> **Exercise details**: Scan the data for "failed" and copy the lines it appears in.

— Start Data lines —

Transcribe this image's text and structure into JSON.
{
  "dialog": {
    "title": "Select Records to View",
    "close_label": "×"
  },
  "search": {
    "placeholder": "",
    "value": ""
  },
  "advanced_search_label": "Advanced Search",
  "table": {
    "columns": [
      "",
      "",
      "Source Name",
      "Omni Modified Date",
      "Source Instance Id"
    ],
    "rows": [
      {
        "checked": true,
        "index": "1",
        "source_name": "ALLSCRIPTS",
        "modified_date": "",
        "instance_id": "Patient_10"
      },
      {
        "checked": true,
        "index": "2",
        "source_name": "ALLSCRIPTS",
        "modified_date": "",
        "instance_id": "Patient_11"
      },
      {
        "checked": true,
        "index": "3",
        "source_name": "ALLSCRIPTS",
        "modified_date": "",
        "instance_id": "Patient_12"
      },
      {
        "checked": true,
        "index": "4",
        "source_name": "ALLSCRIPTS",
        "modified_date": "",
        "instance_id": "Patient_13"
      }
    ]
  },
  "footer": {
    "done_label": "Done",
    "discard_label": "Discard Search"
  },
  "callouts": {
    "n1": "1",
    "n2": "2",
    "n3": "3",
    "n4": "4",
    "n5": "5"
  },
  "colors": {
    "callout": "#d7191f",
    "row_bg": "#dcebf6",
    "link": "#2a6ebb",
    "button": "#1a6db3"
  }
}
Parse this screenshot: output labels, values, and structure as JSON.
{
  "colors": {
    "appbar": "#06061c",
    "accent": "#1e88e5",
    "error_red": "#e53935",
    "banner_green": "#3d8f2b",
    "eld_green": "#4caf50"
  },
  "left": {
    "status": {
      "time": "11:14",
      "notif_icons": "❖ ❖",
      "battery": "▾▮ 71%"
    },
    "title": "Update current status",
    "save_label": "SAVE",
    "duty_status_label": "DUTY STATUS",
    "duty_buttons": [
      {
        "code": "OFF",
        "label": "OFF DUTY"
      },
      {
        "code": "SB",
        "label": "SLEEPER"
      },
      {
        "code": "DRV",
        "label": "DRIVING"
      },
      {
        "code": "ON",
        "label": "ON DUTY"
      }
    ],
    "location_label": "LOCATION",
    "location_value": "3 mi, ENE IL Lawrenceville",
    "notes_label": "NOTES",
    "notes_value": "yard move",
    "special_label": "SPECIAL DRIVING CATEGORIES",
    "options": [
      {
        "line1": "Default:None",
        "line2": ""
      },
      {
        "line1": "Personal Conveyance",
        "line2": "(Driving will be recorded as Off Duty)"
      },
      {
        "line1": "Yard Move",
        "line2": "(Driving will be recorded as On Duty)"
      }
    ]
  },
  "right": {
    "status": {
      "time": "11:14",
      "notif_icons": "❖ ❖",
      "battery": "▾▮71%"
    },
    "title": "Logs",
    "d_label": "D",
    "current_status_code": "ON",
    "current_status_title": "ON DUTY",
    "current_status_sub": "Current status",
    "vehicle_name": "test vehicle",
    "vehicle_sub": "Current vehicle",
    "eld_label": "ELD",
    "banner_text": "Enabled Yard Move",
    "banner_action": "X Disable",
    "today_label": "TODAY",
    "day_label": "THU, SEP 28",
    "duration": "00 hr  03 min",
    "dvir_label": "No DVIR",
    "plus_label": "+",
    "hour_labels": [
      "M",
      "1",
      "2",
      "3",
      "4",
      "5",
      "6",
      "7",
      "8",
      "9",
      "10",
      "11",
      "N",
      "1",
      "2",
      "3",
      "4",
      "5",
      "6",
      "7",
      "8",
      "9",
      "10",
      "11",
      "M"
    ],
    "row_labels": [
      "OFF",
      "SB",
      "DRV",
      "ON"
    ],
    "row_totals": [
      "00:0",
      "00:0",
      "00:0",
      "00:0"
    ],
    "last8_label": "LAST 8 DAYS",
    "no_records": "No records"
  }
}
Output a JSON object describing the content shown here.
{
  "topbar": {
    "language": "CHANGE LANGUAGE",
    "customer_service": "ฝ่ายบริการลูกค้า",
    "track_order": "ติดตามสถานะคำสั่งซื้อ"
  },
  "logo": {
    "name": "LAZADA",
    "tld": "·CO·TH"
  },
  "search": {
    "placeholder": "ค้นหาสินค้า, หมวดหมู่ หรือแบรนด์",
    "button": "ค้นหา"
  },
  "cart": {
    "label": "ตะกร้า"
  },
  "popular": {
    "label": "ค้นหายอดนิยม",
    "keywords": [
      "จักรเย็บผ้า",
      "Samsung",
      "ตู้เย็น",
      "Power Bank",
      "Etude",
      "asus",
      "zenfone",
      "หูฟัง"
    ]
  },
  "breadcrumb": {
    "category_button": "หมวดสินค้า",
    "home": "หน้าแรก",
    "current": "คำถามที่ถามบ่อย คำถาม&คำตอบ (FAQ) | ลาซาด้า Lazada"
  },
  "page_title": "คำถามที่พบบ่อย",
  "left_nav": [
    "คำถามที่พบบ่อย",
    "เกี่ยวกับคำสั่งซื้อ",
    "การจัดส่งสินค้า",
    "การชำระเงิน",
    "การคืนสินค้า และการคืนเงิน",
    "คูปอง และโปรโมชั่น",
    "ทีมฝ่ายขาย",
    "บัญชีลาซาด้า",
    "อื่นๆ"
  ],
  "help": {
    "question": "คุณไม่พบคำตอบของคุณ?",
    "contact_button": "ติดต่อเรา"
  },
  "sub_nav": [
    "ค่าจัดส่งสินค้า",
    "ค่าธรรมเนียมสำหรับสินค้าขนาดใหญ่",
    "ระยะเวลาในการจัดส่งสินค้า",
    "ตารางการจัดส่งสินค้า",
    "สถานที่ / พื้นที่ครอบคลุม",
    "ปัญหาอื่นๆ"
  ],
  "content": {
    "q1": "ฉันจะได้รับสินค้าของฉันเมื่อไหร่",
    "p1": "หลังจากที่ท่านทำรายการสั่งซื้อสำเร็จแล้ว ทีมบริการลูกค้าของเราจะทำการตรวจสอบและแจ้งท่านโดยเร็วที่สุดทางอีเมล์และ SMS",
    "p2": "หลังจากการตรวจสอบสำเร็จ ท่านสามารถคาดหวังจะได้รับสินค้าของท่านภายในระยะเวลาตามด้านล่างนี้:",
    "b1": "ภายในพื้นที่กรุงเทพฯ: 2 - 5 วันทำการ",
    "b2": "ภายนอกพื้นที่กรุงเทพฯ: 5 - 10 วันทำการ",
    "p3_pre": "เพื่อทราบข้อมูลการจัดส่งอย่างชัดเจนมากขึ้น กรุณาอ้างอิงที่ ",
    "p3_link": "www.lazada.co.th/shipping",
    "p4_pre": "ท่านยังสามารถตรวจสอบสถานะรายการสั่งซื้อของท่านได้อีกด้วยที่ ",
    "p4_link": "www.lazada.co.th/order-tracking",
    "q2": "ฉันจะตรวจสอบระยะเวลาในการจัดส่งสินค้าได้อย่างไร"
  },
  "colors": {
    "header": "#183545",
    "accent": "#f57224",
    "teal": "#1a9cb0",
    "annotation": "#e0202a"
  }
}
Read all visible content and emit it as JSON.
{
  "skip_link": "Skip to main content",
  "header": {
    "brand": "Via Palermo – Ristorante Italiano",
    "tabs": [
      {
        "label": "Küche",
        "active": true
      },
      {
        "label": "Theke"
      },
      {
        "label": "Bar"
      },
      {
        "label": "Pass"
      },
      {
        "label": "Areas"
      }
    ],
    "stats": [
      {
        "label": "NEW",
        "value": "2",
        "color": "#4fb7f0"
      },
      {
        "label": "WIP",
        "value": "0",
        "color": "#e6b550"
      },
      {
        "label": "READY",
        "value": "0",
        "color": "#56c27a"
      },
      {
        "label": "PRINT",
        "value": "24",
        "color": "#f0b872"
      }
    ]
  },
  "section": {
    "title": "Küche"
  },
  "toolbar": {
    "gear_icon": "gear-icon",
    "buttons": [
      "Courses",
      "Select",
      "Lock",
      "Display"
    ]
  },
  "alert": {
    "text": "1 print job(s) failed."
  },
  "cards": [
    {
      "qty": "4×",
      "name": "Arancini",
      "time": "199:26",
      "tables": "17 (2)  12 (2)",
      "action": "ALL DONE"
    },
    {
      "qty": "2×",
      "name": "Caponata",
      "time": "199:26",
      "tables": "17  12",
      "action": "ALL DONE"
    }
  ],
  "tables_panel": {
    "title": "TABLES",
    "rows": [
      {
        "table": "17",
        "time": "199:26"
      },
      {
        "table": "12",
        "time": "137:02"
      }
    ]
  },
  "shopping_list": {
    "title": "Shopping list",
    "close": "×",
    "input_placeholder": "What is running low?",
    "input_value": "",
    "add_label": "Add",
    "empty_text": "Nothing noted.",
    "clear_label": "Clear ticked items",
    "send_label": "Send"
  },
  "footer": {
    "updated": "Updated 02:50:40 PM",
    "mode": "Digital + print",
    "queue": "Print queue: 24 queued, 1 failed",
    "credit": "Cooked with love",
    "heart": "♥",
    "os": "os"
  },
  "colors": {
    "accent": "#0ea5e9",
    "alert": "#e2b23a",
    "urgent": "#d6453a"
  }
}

— End Data lines —

> **Output below**:
    "text": "1 print job(s) failed."
    "queue": "Print queue: 24 queued, 1 failed",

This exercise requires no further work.